Job: Identify each line in the records below that contains the word "this", and copy it.

Record excerpts:
>> start

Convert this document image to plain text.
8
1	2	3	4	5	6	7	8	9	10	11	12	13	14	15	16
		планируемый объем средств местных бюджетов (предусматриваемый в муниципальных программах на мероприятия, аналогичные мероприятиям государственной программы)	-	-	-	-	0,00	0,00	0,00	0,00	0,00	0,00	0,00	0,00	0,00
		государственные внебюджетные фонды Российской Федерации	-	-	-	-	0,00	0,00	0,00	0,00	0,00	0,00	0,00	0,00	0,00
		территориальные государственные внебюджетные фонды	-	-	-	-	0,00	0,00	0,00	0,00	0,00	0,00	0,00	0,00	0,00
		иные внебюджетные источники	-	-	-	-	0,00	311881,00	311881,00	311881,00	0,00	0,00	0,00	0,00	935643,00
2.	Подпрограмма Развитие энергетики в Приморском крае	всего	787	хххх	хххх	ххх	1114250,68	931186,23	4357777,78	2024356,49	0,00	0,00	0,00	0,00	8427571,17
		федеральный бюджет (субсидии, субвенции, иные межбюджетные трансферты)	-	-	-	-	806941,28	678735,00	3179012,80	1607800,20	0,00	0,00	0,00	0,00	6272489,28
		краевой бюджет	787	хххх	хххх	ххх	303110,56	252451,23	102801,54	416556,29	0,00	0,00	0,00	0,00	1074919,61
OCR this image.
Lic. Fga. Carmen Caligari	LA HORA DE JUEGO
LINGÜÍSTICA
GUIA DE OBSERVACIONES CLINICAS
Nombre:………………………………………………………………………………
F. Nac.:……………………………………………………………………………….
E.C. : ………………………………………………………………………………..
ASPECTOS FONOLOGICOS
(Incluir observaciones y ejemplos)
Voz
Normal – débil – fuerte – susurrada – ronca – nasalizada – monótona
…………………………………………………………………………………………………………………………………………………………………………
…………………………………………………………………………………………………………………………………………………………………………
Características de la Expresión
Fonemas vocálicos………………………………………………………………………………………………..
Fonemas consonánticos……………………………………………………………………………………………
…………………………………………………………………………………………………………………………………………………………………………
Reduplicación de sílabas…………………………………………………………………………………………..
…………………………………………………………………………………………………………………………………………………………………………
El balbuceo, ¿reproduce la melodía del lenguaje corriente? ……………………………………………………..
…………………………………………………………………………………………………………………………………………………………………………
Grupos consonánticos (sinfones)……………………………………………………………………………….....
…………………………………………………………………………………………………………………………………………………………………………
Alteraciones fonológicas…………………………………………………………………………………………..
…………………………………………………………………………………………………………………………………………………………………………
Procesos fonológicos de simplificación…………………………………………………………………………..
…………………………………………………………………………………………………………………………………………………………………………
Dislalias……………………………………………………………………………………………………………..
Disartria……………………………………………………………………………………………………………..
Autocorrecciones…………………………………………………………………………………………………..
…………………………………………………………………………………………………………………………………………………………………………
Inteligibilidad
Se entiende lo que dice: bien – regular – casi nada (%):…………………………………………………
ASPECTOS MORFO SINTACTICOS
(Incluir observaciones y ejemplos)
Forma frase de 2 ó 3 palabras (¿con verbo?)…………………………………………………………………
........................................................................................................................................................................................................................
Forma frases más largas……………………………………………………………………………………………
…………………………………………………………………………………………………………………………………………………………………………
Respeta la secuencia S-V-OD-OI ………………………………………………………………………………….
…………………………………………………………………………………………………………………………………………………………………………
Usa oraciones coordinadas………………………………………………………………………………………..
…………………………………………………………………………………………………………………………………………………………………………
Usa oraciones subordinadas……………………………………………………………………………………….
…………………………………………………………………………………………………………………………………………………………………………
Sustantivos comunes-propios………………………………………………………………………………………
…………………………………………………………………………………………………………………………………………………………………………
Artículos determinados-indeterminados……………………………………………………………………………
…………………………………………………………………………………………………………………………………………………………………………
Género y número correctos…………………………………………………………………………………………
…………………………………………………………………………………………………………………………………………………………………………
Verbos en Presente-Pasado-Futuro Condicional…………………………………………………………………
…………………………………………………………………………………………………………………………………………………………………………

>> end

Answer for the task:
Convert this document image to plain text.
OCR this image.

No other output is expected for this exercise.